[Start of TASK INPUT]

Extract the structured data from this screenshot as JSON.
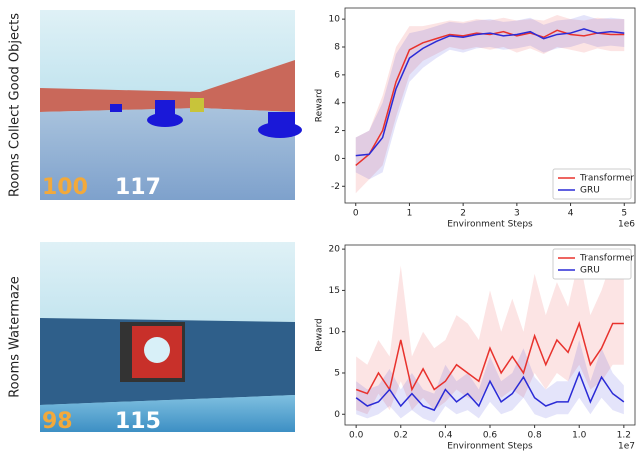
{
  "row_labels": [
    "Rooms Collect Good Objects",
    "Rooms Watermaze"
  ],
  "screenshots": [
    {
      "hud": [
        "100",
        "117"
      ]
    },
    {
      "hud": [
        "98",
        "115"
      ]
    }
  ],
  "chart_data": [
    {
      "type": "line",
      "xlabel": "Environment Steps",
      "ylabel": "Reward",
      "x_offset_label": "1e6",
      "x": [
        0,
        250000,
        500000,
        750000,
        1000000,
        1250000,
        1500000,
        1750000,
        2000000,
        2250000,
        2500000,
        2750000,
        3000000,
        3250000,
        3500000,
        3750000,
        4000000,
        4250000,
        4500000,
        4750000,
        5000000
      ],
      "xlim": [
        -200000,
        5200000
      ],
      "xticks": [
        {
          "value": 0,
          "label": "0"
        },
        {
          "value": 1000000,
          "label": "1"
        },
        {
          "value": 2000000,
          "label": "2"
        },
        {
          "value": 3000000,
          "label": "3"
        },
        {
          "value": 4000000,
          "label": "4"
        },
        {
          "value": 5000000,
          "label": "5"
        }
      ],
      "ylim": [
        -3.2,
        10.8
      ],
      "yticks": [
        -2,
        0,
        2,
        4,
        6,
        8,
        10
      ],
      "legend": "lower right",
      "series": [
        {
          "name": "Transformer",
          "color": "#e8322d",
          "values": [
            -0.5,
            0.3,
            2,
            5.5,
            7.8,
            8.3,
            8.6,
            8.9,
            8.8,
            9.0,
            8.9,
            9.1,
            8.8,
            9.0,
            8.7,
            9.2,
            8.9,
            8.8,
            9.0,
            8.9,
            8.9
          ],
          "lower": [
            -2.5,
            -1.5,
            -0.5,
            3,
            6,
            7,
            7.5,
            8,
            7.8,
            8,
            7.8,
            8,
            7.6,
            7.9,
            7.5,
            8,
            7.8,
            7.6,
            7.9,
            7.7,
            7.7
          ],
          "upper": [
            1.5,
            2,
            4.5,
            8,
            9.5,
            9.5,
            9.7,
            9.9,
            9.8,
            10,
            9.9,
            10.1,
            9.9,
            10,
            9.9,
            10.3,
            10,
            9.9,
            10.1,
            10,
            10
          ]
        },
        {
          "name": "GRU",
          "color": "#2b2bd6",
          "values": [
            0.2,
            0.3,
            1.5,
            5,
            7.2,
            7.9,
            8.4,
            8.8,
            8.7,
            8.9,
            9.0,
            8.8,
            8.9,
            9.1,
            8.6,
            8.9,
            9.0,
            9.3,
            9.0,
            9.1,
            9.0
          ],
          "lower": [
            -1,
            -1.5,
            -1,
            2.5,
            5.5,
            6.5,
            7.2,
            7.8,
            7.6,
            7.9,
            8,
            7.8,
            7.9,
            8.1,
            7.6,
            7.9,
            8,
            8.3,
            8,
            8.1,
            8
          ],
          "upper": [
            1.5,
            2,
            4,
            7.5,
            9,
            9.2,
            9.5,
            9.8,
            9.7,
            9.9,
            10,
            9.8,
            9.9,
            10.1,
            9.6,
            9.9,
            10,
            10.3,
            10,
            10.1,
            10
          ]
        }
      ]
    },
    {
      "type": "line",
      "xlabel": "Environment Steps",
      "ylabel": "Reward",
      "x_offset_label": "1e7",
      "x": [
        0,
        500000,
        1000000,
        1500000,
        2000000,
        2500000,
        3000000,
        3500000,
        4000000,
        4500000,
        5000000,
        5500000,
        6000000,
        6500000,
        7000000,
        7500000,
        8000000,
        8500000,
        9000000,
        9500000,
        10000000,
        10500000,
        11000000,
        11500000,
        12000000
      ],
      "xlim": [
        -500000,
        12500000
      ],
      "xticks": [
        {
          "value": 0,
          "label": "0.0"
        },
        {
          "value": 2000000,
          "label": "0.2"
        },
        {
          "value": 4000000,
          "label": "0.4"
        },
        {
          "value": 6000000,
          "label": "0.6"
        },
        {
          "value": 8000000,
          "label": "0.8"
        },
        {
          "value": 10000000,
          "label": "1.0"
        },
        {
          "value": 12000000,
          "label": "1.2"
        }
      ],
      "ylim": [
        -1.3,
        20.5
      ],
      "yticks": [
        0,
        5,
        10,
        15,
        20
      ],
      "legend": "upper right",
      "series": [
        {
          "name": "Transformer",
          "color": "#e8322d",
          "values": [
            3,
            2.5,
            5,
            3,
            9,
            3,
            5.5,
            3,
            4,
            6,
            5,
            4,
            8,
            5,
            7,
            5,
            9.5,
            6,
            9,
            7.5,
            11,
            6,
            8,
            11,
            11
          ],
          "lower": [
            0.5,
            0,
            2.5,
            0.5,
            4,
            0.5,
            2,
            0.5,
            1.5,
            3,
            2,
            1.5,
            4,
            2,
            3,
            2,
            5,
            3,
            5,
            4,
            6,
            3,
            4,
            6,
            6
          ],
          "upper": [
            7,
            6,
            9,
            7,
            18,
            7,
            10,
            8,
            9,
            12,
            11,
            9,
            15,
            10,
            14,
            10,
            17,
            12,
            16,
            13,
            19,
            12,
            15,
            19,
            19
          ]
        },
        {
          "name": "GRU",
          "color": "#2b2bd6",
          "values": [
            2,
            1,
            1.5,
            3,
            1,
            2.5,
            1,
            0.5,
            3,
            1.5,
            2.5,
            1,
            4,
            1.5,
            2.5,
            4.5,
            2,
            1,
            1.5,
            1.5,
            5,
            1.5,
            4.5,
            2.5,
            1.5
          ],
          "lower": [
            0,
            -0.5,
            0,
            1,
            -0.5,
            0.5,
            -0.5,
            -1,
            1,
            0,
            0.5,
            -0.5,
            1.5,
            0,
            0.5,
            2,
            0,
            -0.5,
            0,
            0,
            2,
            0,
            2,
            0.5,
            0
          ],
          "upper": [
            4,
            3,
            3.5,
            5.5,
            3,
            5,
            3,
            2.5,
            6,
            4,
            5,
            3,
            7,
            4,
            5,
            8,
            4.5,
            3,
            4,
            4,
            9,
            4,
            8,
            5,
            3.5
          ]
        }
      ]
    }
  ]
}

[End of TASK INPUT]

Reproduce the material above in full and without alteration, but skip all pictures.

WRITTEN RESPONSE
Extract the structured data from this screenshot as JSON.
{
  "row_labels": [
    "Rooms Collect Good Objects",
    "Rooms Watermaze"
  ],
  "screenshots": [
    {
      "hud": [
        "100",
        "117"
      ]
    },
    {
      "hud": [
        "98",
        "115"
      ]
    }
  ],
  "chart_data": [
    {
      "type": "line",
      "xlabel": "Environment Steps",
      "ylabel": "Reward",
      "x_offset_label": "1e6",
      "x": [
        0,
        250000,
        500000,
        750000,
        1000000,
        1250000,
        1500000,
        1750000,
        2000000,
        2250000,
        2500000,
        2750000,
        3000000,
        3250000,
        3500000,
        3750000,
        4000000,
        4250000,
        4500000,
        4750000,
        5000000
      ],
      "xlim": [
        -200000,
        5200000
      ],
      "xticks": [
        {
          "value": 0,
          "label": "0"
        },
        {
          "value": 1000000,
          "label": "1"
        },
        {
          "value": 2000000,
          "label": "2"
        },
        {
          "value": 3000000,
          "label": "3"
        },
        {
          "value": 4000000,
          "label": "4"
        },
        {
          "value": 5000000,
          "label": "5"
        }
      ],
      "ylim": [
        -3.2,
        10.8
      ],
      "yticks": [
        -2,
        0,
        2,
        4,
        6,
        8,
        10
      ],
      "legend": "lower right",
      "series": [
        {
          "name": "Transformer",
          "color": "#e8322d",
          "values": [
            -0.5,
            0.3,
            2,
            5.5,
            7.8,
            8.3,
            8.6,
            8.9,
            8.8,
            9.0,
            8.9,
            9.1,
            8.8,
            9.0,
            8.7,
            9.2,
            8.9,
            8.8,
            9.0,
            8.9,
            8.9
          ],
          "lower": [
            -2.5,
            -1.5,
            -0.5,
            3,
            6,
            7,
            7.5,
            8,
            7.8,
            8,
            7.8,
            8,
            7.6,
            7.9,
            7.5,
            8,
            7.8,
            7.6,
            7.9,
            7.7,
            7.7
          ],
          "upper": [
            1.5,
            2,
            4.5,
            8,
            9.5,
            9.5,
            9.7,
            9.9,
            9.8,
            10,
            9.9,
            10.1,
            9.9,
            10,
            9.9,
            10.3,
            10,
            9.9,
            10.1,
            10,
            10
          ]
        },
        {
          "name": "GRU",
          "color": "#2b2bd6",
          "values": [
            0.2,
            0.3,
            1.5,
            5,
            7.2,
            7.9,
            8.4,
            8.8,
            8.7,
            8.9,
            9.0,
            8.8,
            8.9,
            9.1,
            8.6,
            8.9,
            9.0,
            9.3,
            9.0,
            9.1,
            9.0
          ],
          "lower": [
            -1,
            -1.5,
            -1,
            2.5,
            5.5,
            6.5,
            7.2,
            7.8,
            7.6,
            7.9,
            8,
            7.8,
            7.9,
            8.1,
            7.6,
            7.9,
            8,
            8.3,
            8,
            8.1,
            8
          ],
          "upper": [
            1.5,
            2,
            4,
            7.5,
            9,
            9.2,
            9.5,
            9.8,
            9.7,
            9.9,
            10,
            9.8,
            9.9,
            10.1,
            9.6,
            9.9,
            10,
            10.3,
            10,
            10.1,
            10
          ]
        }
      ]
    },
    {
      "type": "line",
      "xlabel": "Environment Steps",
      "ylabel": "Reward",
      "x_offset_label": "1e7",
      "x": [
        0,
        500000,
        1000000,
        1500000,
        2000000,
        2500000,
        3000000,
        3500000,
        4000000,
        4500000,
        5000000,
        5500000,
        6000000,
        6500000,
        7000000,
        7500000,
        8000000,
        8500000,
        9000000,
        9500000,
        10000000,
        10500000,
        11000000,
        11500000,
        12000000
      ],
      "xlim": [
        -500000,
        12500000
      ],
      "xticks": [
        {
          "value": 0,
          "label": "0.0"
        },
        {
          "value": 2000000,
          "label": "0.2"
        },
        {
          "value": 4000000,
          "label": "0.4"
        },
        {
          "value": 6000000,
          "label": "0.6"
        },
        {
          "value": 8000000,
          "label": "0.8"
        },
        {
          "value": 10000000,
          "label": "1.0"
        },
        {
          "value": 12000000,
          "label": "1.2"
        }
      ],
      "ylim": [
        -1.3,
        20.5
      ],
      "yticks": [
        0,
        5,
        10,
        15,
        20
      ],
      "legend": "upper right",
      "series": [
        {
          "name": "Transformer",
          "color": "#e8322d",
          "values": [
            3,
            2.5,
            5,
            3,
            9,
            3,
            5.5,
            3,
            4,
            6,
            5,
            4,
            8,
            5,
            7,
            5,
            9.5,
            6,
            9,
            7.5,
            11,
            6,
            8,
            11,
            11
          ],
          "lower": [
            0.5,
            0,
            2.5,
            0.5,
            4,
            0.5,
            2,
            0.5,
            1.5,
            3,
            2,
            1.5,
            4,
            2,
            3,
            2,
            5,
            3,
            5,
            4,
            6,
            3,
            4,
            6,
            6
          ],
          "upper": [
            7,
            6,
            9,
            7,
            18,
            7,
            10,
            8,
            9,
            12,
            11,
            9,
            15,
            10,
            14,
            10,
            17,
            12,
            16,
            13,
            19,
            12,
            15,
            19,
            19
          ]
        },
        {
          "name": "GRU",
          "color": "#2b2bd6",
          "values": [
            2,
            1,
            1.5,
            3,
            1,
            2.5,
            1,
            0.5,
            3,
            1.5,
            2.5,
            1,
            4,
            1.5,
            2.5,
            4.5,
            2,
            1,
            1.5,
            1.5,
            5,
            1.5,
            4.5,
            2.5,
            1.5
          ],
          "lower": [
            0,
            -0.5,
            0,
            1,
            -0.5,
            0.5,
            -0.5,
            -1,
            1,
            0,
            0.5,
            -0.5,
            1.5,
            0,
            0.5,
            2,
            0,
            -0.5,
            0,
            0,
            2,
            0,
            2,
            0.5,
            0
          ],
          "upper": [
            4,
            3,
            3.5,
            5.5,
            3,
            5,
            3,
            2.5,
            6,
            4,
            5,
            3,
            7,
            4,
            5,
            8,
            4.5,
            3,
            4,
            4,
            9,
            4,
            8,
            5,
            3.5
          ]
        }
      ]
    }
  ]
}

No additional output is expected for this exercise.